== AVAILABLE RECORDS ==

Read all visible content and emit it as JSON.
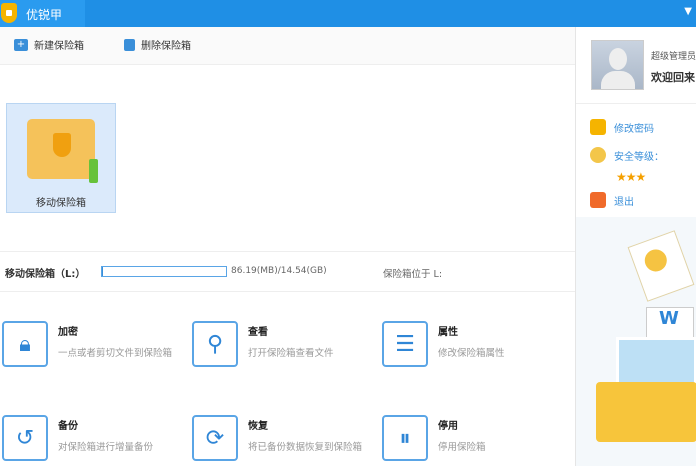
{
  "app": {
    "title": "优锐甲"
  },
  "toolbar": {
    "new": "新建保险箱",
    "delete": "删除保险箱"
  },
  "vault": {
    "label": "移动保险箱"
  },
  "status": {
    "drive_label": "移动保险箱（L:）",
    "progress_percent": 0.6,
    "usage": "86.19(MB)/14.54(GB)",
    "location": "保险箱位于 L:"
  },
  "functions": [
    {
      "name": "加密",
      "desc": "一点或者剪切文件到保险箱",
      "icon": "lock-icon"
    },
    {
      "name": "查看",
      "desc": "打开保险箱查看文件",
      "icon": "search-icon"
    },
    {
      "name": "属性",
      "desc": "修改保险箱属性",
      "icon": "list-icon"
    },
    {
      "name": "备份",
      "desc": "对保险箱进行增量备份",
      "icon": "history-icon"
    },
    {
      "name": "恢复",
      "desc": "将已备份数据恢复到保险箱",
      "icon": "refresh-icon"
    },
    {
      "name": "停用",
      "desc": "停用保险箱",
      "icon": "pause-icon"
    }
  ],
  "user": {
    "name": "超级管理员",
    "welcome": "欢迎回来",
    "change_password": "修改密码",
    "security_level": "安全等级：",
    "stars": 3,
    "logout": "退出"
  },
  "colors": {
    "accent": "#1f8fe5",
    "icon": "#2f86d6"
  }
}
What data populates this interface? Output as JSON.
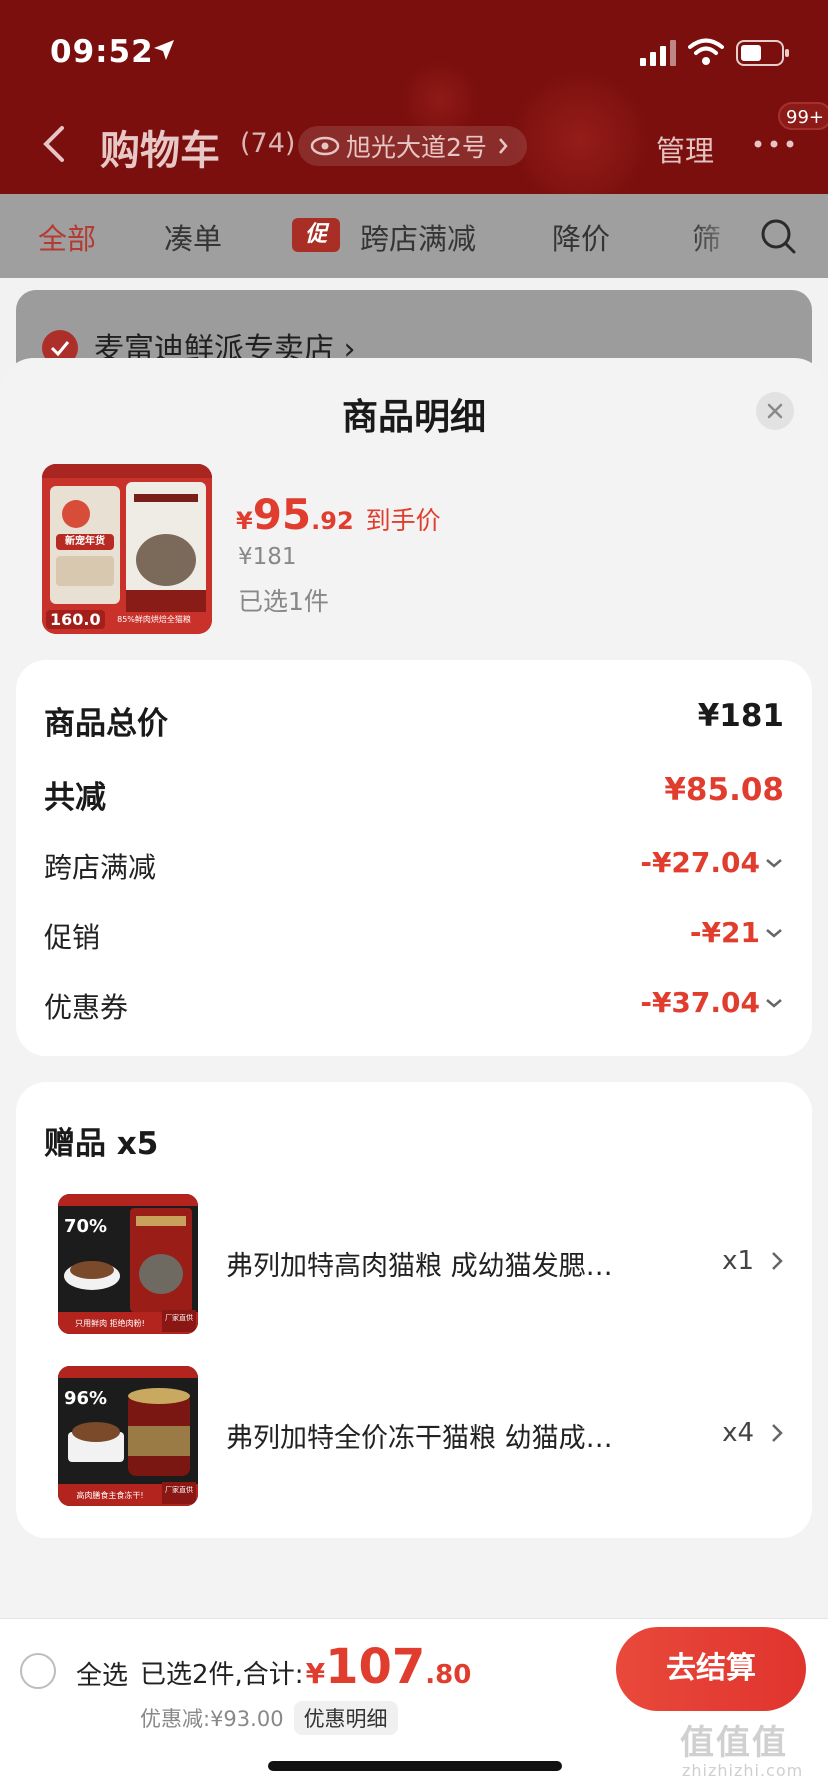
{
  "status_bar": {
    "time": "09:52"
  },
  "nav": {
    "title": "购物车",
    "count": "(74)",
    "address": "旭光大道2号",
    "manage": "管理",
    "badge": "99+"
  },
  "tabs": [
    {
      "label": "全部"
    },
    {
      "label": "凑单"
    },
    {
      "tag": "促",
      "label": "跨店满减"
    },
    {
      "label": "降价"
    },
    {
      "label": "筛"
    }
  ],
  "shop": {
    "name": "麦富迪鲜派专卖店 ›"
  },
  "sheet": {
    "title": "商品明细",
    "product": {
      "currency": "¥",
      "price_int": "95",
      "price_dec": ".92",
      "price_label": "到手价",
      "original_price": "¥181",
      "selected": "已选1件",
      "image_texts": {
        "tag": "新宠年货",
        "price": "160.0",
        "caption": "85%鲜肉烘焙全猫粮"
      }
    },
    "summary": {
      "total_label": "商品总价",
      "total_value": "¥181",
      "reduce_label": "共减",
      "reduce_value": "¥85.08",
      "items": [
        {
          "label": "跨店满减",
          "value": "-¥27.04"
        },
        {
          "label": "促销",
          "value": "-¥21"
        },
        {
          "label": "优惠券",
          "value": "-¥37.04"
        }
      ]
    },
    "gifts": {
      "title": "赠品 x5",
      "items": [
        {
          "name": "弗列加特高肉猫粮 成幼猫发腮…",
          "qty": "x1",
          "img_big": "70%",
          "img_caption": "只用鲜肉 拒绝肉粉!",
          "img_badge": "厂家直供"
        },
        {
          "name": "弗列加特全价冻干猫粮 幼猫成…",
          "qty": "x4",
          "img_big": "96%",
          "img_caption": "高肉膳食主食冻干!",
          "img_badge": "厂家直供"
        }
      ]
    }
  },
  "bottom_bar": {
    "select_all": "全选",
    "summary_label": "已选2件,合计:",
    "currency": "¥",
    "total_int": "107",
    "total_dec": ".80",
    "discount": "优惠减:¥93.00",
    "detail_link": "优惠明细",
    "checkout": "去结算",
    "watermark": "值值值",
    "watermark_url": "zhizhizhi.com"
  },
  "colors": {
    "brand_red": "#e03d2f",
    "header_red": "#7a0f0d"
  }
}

===

WORK REQUIRED:
Except for the pictures, give all the material above again verbatim.

FULL ANSWER:
Read all visible content and emit it as JSON.
{
  "app": {
    "title": "优锐甲"
  },
  "toolbar": {
    "new": "新建保险箱",
    "delete": "删除保险箱"
  },
  "vault": {
    "label": "移动保险箱"
  },
  "status": {
    "drive_label": "移动保险箱（L:）",
    "progress_percent": 0.6,
    "usage": "86.19(MB)/14.54(GB)",
    "location": "保险箱位于 L:"
  },
  "functions": [
    {
      "name": "加密",
      "desc": "一点或者剪切文件到保险箱",
      "icon": "lock-icon"
    },
    {
      "name": "查看",
      "desc": "打开保险箱查看文件",
      "icon": "search-icon"
    },
    {
      "name": "属性",
      "desc": "修改保险箱属性",
      "icon": "list-icon"
    },
    {
      "name": "备份",
      "desc": "对保险箱进行增量备份",
      "icon": "history-icon"
    },
    {
      "name": "恢复",
      "desc": "将已备份数据恢复到保险箱",
      "icon": "refresh-icon"
    },
    {
      "name": "停用",
      "desc": "停用保险箱",
      "icon": "pause-icon"
    }
  ],
  "user": {
    "name": "超级管理员",
    "welcome": "欢迎回来",
    "change_password": "修改密码",
    "security_level": "安全等级：",
    "stars": 3,
    "logout": "退出"
  },
  "colors": {
    "accent": "#1f8fe5",
    "icon": "#2f86d6"
  }
}
What data populates this interface? Output as JSON.
{
  "status_bar": {
    "time": "09:52"
  },
  "nav": {
    "title": "购物车",
    "count": "(74)",
    "address": "旭光大道2号",
    "manage": "管理",
    "badge": "99+"
  },
  "tabs": [
    {
      "label": "全部"
    },
    {
      "label": "凑单"
    },
    {
      "tag": "促",
      "label": "跨店满减"
    },
    {
      "label": "降价"
    },
    {
      "label": "筛"
    }
  ],
  "shop": {
    "name": "麦富迪鲜派专卖店 ›"
  },
  "sheet": {
    "title": "商品明细",
    "product": {
      "currency": "¥",
      "price_int": "95",
      "price_dec": ".92",
      "price_label": "到手价",
      "original_price": "¥181",
      "selected": "已选1件",
      "image_texts": {
        "tag": "新宠年货",
        "price": "160.0",
        "caption": "85%鲜肉烘焙全猫粮"
      }
    },
    "summary": {
      "total_label": "商品总价",
      "total_value": "¥181",
      "reduce_label": "共减",
      "reduce_value": "¥85.08",
      "items": [
        {
          "label": "跨店满减",
          "value": "-¥27.04"
        },
        {
          "label": "促销",
          "value": "-¥21"
        },
        {
          "label": "优惠券",
          "value": "-¥37.04"
        }
      ]
    },
    "gifts": {
      "title": "赠品 x5",
      "items": [
        {
          "name": "弗列加特高肉猫粮 成幼猫发腮…",
          "qty": "x1",
          "img_big": "70%",
          "img_caption": "只用鲜肉 拒绝肉粉!",
          "img_badge": "厂家直供"
        },
        {
          "name": "弗列加特全价冻干猫粮 幼猫成…",
          "qty": "x4",
          "img_big": "96%",
          "img_caption": "高肉膳食主食冻干!",
          "img_badge": "厂家直供"
        }
      ]
    }
  },
  "bottom_bar": {
    "select_all": "全选",
    "summary_label": "已选2件,合计:",
    "currency": "¥",
    "total_int": "107",
    "total_dec": ".80",
    "discount": "优惠减:¥93.00",
    "detail_link": "优惠明细",
    "checkout": "去结算",
    "watermark": "值值值",
    "watermark_url": "zhizhizhi.com"
  },
  "colors": {
    "brand_red": "#e03d2f",
    "header_red": "#7a0f0d"
  }
}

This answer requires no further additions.